[Excerpt from a dataset]

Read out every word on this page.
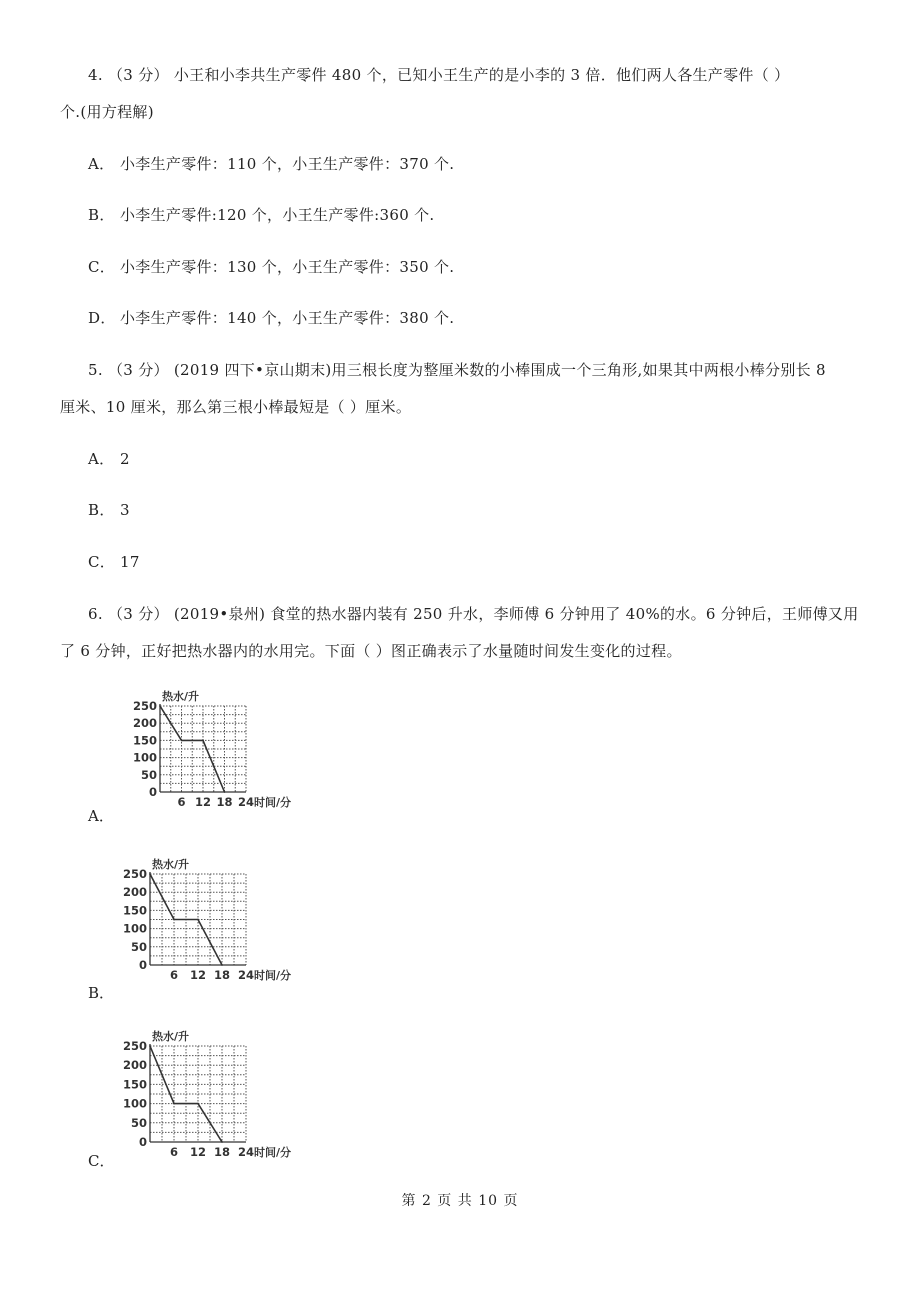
4. （3 分） 小王和小李共生产零件 480 个，已知小王生产的是小李的 3 倍．他们两人各生产零件（ ）
个.(用方程解)
A． 小李生产零件：110 个，小王生产零件：370 个.
B． 小李生产零件:120 个，小王生产零件:360 个.
C． 小李生产零件：130 个，小王生产零件：350 个.
D． 小李生产零件：140 个，小王生产零件：380 个.
5. （3 分） (2019 四下•京山期末)用三根长度为整厘米数的小棒围成一个三角形,如果其中两根小棒分别长 8
厘米、10 厘米，那么第三根小棒最短是（ ）厘米。
A． 2
B． 3
C． 17
6. （3 分） (2019•泉州) 食堂的热水器内装有 250 升水，李师傅 6 分钟用了 40%的水。6 分钟后，王师傅又用
了 6 分钟，正好把热水器内的水用完。下面（ ）图正确表示了水量随时间发生变化的过程。
热水/升
0
50
100
150
200
250
6 12 18 24 时间/分
A．
热水/升
0
50
100
150
200
250
6 12 18 24 时间/分
B．
热水/升
0
50
100
150
200
250
6 12 18 24 时间/分
C．
第 2 页 共 10 页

WHAT TO WORK ON ▸ Copy the material exactly. Do not include the pictures.

OUTPUT ▸
Read out every word on this page.
4. （3 分） 小王和小李共生产零件 480 个，已知小王生产的是小李的 3 倍．他们两人各生产零件（ ）
个.(用方程解)
A． 小李生产零件：110 个，小王生产零件：370 个.
B． 小李生产零件:120 个，小王生产零件:360 个.
C． 小李生产零件：130 个，小王生产零件：350 个.
D． 小李生产零件：140 个，小王生产零件：380 个.
5. （3 分） (2019 四下•京山期末)用三根长度为整厘米数的小棒围成一个三角形,如果其中两根小棒分别长 8
厘米、10 厘米，那么第三根小棒最短是（ ）厘米。
A． 2
B． 3
C． 17
6. （3 分） (2019•泉州) 食堂的热水器内装有 250 升水，李师傅 6 分钟用了 40%的水。6 分钟后，王师傅又用
了 6 分钟，正好把热水器内的水用完。下面（ ）图正确表示了水量随时间发生变化的过程。
热水/升
0
50
100
150
200
250
6 12 18 24 时间/分
A．
热水/升
0
50
100
150
200
250
6 12 18 24 时间/分
B．
热水/升
0
50
100
150
200
250
6 12 18 24 时间/分
C．
第 2 页 共 10 页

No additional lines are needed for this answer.